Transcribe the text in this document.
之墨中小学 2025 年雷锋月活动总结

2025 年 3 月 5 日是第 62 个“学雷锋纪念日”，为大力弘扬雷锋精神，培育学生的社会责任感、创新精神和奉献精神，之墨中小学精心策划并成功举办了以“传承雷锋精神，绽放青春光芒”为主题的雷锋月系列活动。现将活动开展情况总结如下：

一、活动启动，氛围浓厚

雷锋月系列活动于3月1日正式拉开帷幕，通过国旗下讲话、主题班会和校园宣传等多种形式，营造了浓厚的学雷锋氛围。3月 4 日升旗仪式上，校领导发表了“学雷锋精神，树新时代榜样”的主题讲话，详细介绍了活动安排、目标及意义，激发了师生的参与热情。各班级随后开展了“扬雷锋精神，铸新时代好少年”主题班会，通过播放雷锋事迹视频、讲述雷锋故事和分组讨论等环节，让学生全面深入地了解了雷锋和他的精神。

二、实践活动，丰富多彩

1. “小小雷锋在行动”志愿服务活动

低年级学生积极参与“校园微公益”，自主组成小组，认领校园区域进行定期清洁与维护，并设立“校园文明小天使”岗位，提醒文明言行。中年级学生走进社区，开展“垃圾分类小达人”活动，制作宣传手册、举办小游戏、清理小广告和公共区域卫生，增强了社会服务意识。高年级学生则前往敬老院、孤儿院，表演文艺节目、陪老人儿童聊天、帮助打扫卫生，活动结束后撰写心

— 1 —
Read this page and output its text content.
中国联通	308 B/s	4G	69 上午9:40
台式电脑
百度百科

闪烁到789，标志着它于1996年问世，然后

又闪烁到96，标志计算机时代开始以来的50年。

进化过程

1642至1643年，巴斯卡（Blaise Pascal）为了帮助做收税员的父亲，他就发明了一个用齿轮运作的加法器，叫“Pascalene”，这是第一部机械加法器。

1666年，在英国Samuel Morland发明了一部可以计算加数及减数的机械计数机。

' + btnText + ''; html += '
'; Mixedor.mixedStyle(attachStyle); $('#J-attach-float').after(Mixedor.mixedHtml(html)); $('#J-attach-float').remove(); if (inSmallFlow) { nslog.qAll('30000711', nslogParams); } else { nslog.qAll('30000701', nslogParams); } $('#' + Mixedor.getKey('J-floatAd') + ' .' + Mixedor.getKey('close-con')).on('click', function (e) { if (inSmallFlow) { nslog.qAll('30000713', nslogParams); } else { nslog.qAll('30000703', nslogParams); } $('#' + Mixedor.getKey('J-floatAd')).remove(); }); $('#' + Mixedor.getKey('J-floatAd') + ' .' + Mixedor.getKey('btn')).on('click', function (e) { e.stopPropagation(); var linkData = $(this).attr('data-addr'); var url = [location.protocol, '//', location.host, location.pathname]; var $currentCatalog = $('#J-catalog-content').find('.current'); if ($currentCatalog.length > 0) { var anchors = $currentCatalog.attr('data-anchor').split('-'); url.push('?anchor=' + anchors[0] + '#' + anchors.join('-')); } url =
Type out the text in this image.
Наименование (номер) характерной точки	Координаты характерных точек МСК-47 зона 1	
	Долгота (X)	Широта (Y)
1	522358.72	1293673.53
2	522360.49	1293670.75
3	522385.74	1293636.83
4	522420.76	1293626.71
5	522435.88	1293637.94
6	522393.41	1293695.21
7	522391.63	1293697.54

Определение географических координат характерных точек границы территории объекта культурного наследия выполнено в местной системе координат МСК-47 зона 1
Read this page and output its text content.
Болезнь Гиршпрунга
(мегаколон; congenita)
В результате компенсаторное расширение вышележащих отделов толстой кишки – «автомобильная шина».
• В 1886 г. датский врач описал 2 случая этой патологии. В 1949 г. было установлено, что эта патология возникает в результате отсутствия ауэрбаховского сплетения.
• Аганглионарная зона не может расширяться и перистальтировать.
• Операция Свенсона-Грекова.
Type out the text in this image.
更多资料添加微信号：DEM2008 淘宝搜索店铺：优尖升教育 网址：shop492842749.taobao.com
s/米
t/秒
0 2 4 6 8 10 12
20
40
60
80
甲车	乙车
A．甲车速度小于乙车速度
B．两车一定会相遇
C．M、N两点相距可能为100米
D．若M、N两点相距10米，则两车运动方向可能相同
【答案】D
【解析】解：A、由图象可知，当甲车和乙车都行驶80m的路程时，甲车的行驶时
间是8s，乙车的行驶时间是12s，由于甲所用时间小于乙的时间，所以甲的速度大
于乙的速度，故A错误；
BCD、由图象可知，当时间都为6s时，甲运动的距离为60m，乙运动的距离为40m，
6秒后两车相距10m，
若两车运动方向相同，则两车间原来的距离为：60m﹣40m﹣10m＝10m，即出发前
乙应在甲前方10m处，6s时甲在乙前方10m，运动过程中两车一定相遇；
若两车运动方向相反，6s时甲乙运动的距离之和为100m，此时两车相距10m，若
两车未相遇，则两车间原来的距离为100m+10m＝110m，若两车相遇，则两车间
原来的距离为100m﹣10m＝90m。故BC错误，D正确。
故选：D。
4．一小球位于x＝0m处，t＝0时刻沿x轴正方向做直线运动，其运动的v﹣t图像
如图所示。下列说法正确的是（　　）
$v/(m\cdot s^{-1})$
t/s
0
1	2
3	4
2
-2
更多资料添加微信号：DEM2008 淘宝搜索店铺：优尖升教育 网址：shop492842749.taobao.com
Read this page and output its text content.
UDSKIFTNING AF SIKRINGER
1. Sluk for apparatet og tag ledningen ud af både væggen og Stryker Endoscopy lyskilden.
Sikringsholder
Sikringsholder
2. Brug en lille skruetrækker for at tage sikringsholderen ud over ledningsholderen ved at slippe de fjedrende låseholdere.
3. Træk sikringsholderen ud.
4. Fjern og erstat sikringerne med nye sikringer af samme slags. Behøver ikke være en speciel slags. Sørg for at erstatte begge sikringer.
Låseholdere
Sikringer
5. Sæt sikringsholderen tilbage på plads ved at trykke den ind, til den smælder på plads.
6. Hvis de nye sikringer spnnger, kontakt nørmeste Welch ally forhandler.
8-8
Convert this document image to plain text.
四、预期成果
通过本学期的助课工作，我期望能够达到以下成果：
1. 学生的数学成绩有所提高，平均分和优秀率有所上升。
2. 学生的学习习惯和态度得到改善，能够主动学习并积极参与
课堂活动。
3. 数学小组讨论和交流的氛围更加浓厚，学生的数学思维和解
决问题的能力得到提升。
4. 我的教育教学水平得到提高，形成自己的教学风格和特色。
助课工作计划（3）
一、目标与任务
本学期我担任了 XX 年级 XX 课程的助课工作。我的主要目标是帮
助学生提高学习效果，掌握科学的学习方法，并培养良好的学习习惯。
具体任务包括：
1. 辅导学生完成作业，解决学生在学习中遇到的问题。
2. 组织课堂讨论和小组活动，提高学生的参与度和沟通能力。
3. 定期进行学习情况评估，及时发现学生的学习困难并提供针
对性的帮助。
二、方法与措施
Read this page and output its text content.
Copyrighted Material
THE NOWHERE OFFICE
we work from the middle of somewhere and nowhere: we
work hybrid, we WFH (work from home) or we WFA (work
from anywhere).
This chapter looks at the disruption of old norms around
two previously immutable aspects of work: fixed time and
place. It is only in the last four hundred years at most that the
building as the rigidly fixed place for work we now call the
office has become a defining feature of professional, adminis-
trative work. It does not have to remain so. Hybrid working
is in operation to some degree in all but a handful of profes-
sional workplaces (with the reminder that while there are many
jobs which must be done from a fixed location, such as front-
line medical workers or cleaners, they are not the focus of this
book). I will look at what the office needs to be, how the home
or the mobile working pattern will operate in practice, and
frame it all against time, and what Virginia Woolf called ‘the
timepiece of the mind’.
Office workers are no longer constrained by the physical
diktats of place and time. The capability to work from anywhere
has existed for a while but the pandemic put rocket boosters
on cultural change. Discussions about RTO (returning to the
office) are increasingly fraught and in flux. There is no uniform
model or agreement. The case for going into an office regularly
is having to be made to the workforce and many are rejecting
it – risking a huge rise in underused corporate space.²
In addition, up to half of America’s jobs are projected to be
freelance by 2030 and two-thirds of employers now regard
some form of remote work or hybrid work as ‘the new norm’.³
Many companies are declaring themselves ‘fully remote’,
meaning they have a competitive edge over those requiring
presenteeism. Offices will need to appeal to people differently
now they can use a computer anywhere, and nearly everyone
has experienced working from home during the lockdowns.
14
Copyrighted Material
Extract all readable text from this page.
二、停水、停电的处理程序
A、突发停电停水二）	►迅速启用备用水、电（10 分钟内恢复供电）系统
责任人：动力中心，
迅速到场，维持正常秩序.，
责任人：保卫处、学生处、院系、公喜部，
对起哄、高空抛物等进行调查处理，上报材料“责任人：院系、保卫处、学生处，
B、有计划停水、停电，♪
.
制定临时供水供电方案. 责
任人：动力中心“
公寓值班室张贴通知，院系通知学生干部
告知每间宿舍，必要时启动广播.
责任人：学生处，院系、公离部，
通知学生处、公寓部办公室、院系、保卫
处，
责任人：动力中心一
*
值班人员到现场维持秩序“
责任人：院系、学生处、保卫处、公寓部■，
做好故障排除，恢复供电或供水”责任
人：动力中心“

━━━━━━

The line containing "Extract all readable text from this page." and every line after it, through the end of the records, should be repeated exactly and alone.

Extract all readable text from this page.
二、停水、停电的处理程序
A、突发停电停水二）	►迅速启用备用水、电（10 分钟内恢复供电）系统
责任人：动力中心，
迅速到场，维持正常秩序.，
责任人：保卫处、学生处、院系、公喜部，
对起哄、高空抛物等进行调查处理，上报材料“责任人：院系、保卫处、学生处，
B、有计划停水、停电，♪
.
制定临时供水供电方案. 责
任人：动力中心“
公寓值班室张贴通知，院系通知学生干部
告知每间宿舍，必要时启动广播.
责任人：学生处，院系、公离部，
通知学生处、公寓部办公室、院系、保卫
处，
责任人：动力中心一
*
值班人员到现场维持秩序“
责任人：院系、学生处、保卫处、公寓部■，
做好故障排除，恢复供电或供水”责任
人：动力中心“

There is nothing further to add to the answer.